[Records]

--------------------------------------------------

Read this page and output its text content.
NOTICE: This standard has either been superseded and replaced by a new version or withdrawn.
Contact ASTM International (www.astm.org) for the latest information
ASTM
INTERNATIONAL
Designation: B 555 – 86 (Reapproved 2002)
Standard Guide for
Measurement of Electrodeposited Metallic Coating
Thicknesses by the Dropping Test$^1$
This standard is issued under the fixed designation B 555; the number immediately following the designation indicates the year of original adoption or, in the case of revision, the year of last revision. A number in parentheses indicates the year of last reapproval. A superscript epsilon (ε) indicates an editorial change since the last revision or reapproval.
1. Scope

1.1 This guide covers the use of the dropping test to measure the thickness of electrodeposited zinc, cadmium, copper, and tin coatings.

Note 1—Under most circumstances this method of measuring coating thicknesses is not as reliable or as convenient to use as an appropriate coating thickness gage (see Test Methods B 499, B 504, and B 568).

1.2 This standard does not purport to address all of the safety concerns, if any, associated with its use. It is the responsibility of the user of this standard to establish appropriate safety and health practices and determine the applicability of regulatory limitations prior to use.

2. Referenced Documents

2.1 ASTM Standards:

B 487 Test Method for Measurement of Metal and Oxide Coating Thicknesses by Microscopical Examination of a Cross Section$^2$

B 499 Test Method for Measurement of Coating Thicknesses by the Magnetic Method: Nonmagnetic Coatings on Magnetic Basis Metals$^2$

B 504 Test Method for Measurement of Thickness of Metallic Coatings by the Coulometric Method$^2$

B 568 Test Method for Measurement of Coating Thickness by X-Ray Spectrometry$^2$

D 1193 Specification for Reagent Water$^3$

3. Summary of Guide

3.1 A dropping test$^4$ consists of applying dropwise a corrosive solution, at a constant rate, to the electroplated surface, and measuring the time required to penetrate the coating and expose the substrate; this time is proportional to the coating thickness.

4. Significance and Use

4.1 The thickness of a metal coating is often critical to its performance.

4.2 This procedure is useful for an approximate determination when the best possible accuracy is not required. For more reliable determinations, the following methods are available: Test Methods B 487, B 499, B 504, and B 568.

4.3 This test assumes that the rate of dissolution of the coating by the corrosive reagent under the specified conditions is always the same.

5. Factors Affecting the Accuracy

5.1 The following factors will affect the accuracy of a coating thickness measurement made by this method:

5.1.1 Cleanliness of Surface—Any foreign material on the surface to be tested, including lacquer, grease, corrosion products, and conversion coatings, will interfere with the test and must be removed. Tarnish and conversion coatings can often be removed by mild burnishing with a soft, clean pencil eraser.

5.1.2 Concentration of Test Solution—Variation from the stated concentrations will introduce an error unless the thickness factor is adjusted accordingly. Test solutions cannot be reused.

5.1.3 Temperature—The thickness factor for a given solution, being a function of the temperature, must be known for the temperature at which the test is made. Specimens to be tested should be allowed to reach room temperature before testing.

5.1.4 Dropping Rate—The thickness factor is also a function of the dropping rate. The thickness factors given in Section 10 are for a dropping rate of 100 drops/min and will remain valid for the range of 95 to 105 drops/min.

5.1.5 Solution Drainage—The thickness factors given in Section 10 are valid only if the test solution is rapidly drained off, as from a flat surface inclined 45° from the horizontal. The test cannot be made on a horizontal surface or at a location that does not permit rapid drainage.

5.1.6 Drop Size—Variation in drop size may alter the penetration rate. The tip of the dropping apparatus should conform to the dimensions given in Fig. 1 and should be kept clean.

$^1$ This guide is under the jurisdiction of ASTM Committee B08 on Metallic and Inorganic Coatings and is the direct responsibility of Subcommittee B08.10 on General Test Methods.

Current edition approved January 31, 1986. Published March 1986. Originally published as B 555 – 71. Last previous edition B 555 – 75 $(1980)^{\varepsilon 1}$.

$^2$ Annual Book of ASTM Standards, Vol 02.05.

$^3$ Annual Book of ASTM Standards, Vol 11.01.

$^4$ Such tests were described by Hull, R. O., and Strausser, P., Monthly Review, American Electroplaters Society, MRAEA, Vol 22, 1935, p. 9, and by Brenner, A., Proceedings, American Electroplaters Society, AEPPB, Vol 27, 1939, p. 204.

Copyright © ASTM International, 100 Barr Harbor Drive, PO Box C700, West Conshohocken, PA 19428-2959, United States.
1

--------------------------------------------------

### Your instructions
Produce an exact copy of every entry above.

### Task response
Read this page and output its text content.
NOTICE: This standard has either been superseded and replaced by a new version or withdrawn.
Contact ASTM International (www.astm.org) for the latest information
ASTM
INTERNATIONAL
Designation: B 555 – 86 (Reapproved 2002)
Standard Guide for
Measurement of Electrodeposited Metallic Coating
Thicknesses by the Dropping Test$^1$
This standard is issued under the fixed designation B 555; the number immediately following the designation indicates the year of original adoption or, in the case of revision, the year of last revision. A number in parentheses indicates the year of last reapproval. A superscript epsilon (ε) indicates an editorial change since the last revision or reapproval.
1. Scope

1.1 This guide covers the use of the dropping test to measure the thickness of electrodeposited zinc, cadmium, copper, and tin coatings.

Note 1—Under most circumstances this method of measuring coating thicknesses is not as reliable or as convenient to use as an appropriate coating thickness gage (see Test Methods B 499, B 504, and B 568).

1.2 This standard does not purport to address all of the safety concerns, if any, associated with its use. It is the responsibility of the user of this standard to establish appropriate safety and health practices and determine the applicability of regulatory limitations prior to use.

2. Referenced Documents

2.1 ASTM Standards:

B 487 Test Method for Measurement of Metal and Oxide Coating Thicknesses by Microscopical Examination of a Cross Section$^2$

B 499 Test Method for Measurement of Coating Thicknesses by the Magnetic Method: Nonmagnetic Coatings on Magnetic Basis Metals$^2$

B 504 Test Method for Measurement of Thickness of Metallic Coatings by the Coulometric Method$^2$

B 568 Test Method for Measurement of Coating Thickness by X-Ray Spectrometry$^2$

D 1193 Specification for Reagent Water$^3$

3. Summary of Guide

3.1 A dropping test$^4$ consists of applying dropwise a corrosive solution, at a constant rate, to the electroplated surface, and measuring the time required to penetrate the coating and expose the substrate; this time is proportional to the coating thickness.

4. Significance and Use

4.1 The thickness of a metal coating is often critical to its performance.

4.2 This procedure is useful for an approximate determination when the best possible accuracy is not required. For more reliable determinations, the following methods are available: Test Methods B 487, B 499, B 504, and B 568.

4.3 This test assumes that the rate of dissolution of the coating by the corrosive reagent under the specified conditions is always the same.

5. Factors Affecting the Accuracy

5.1 The following factors will affect the accuracy of a coating thickness measurement made by this method:

5.1.1 Cleanliness of Surface—Any foreign material on the surface to be tested, including lacquer, grease, corrosion products, and conversion coatings, will interfere with the test and must be removed. Tarnish and conversion coatings can often be removed by mild burnishing with a soft, clean pencil eraser.

5.1.2 Concentration of Test Solution—Variation from the stated concentrations will introduce an error unless the thickness factor is adjusted accordingly. Test solutions cannot be reused.

5.1.3 Temperature—The thickness factor for a given solution, being a function of the temperature, must be known for the temperature at which the test is made. Specimens to be tested should be allowed to reach room temperature before testing.

5.1.4 Dropping Rate—The thickness factor is also a function of the dropping rate. The thickness factors given in Section 10 are for a dropping rate of 100 drops/min and will remain valid for the range of 95 to 105 drops/min.

5.1.5 Solution Drainage—The thickness factors given in Section 10 are valid only if the test solution is rapidly drained off, as from a flat surface inclined 45° from the horizontal. The test cannot be made on a horizontal surface or at a location that does not permit rapid drainage.

5.1.6 Drop Size—Variation in drop size may alter the penetration rate. The tip of the dropping apparatus should conform to the dimensions given in Fig. 1 and should be kept clean.

$^1$ This guide is under the jurisdiction of ASTM Committee B08 on Metallic and Inorganic Coatings and is the direct responsibility of Subcommittee B08.10 on General Test Methods.

Current edition approved January 31, 1986. Published March 1986. Originally published as B 555 – 71. Last previous edition B 555 – 75 $(1980)^{\varepsilon 1}$.

$^2$ Annual Book of ASTM Standards, Vol 02.05.

$^3$ Annual Book of ASTM Standards, Vol 11.01.

$^4$ Such tests were described by Hull, R. O., and Strausser, P., Monthly Review, American Electroplaters Society, MRAEA, Vol 22, 1935, p. 9, and by Brenner, A., Proceedings, American Electroplaters Society, AEPPB, Vol 27, 1939, p. 204.

Copyright © ASTM International, 100 Barr Harbor Drive, PO Box C700, West Conshohocken, PA 19428-2959, United States.
1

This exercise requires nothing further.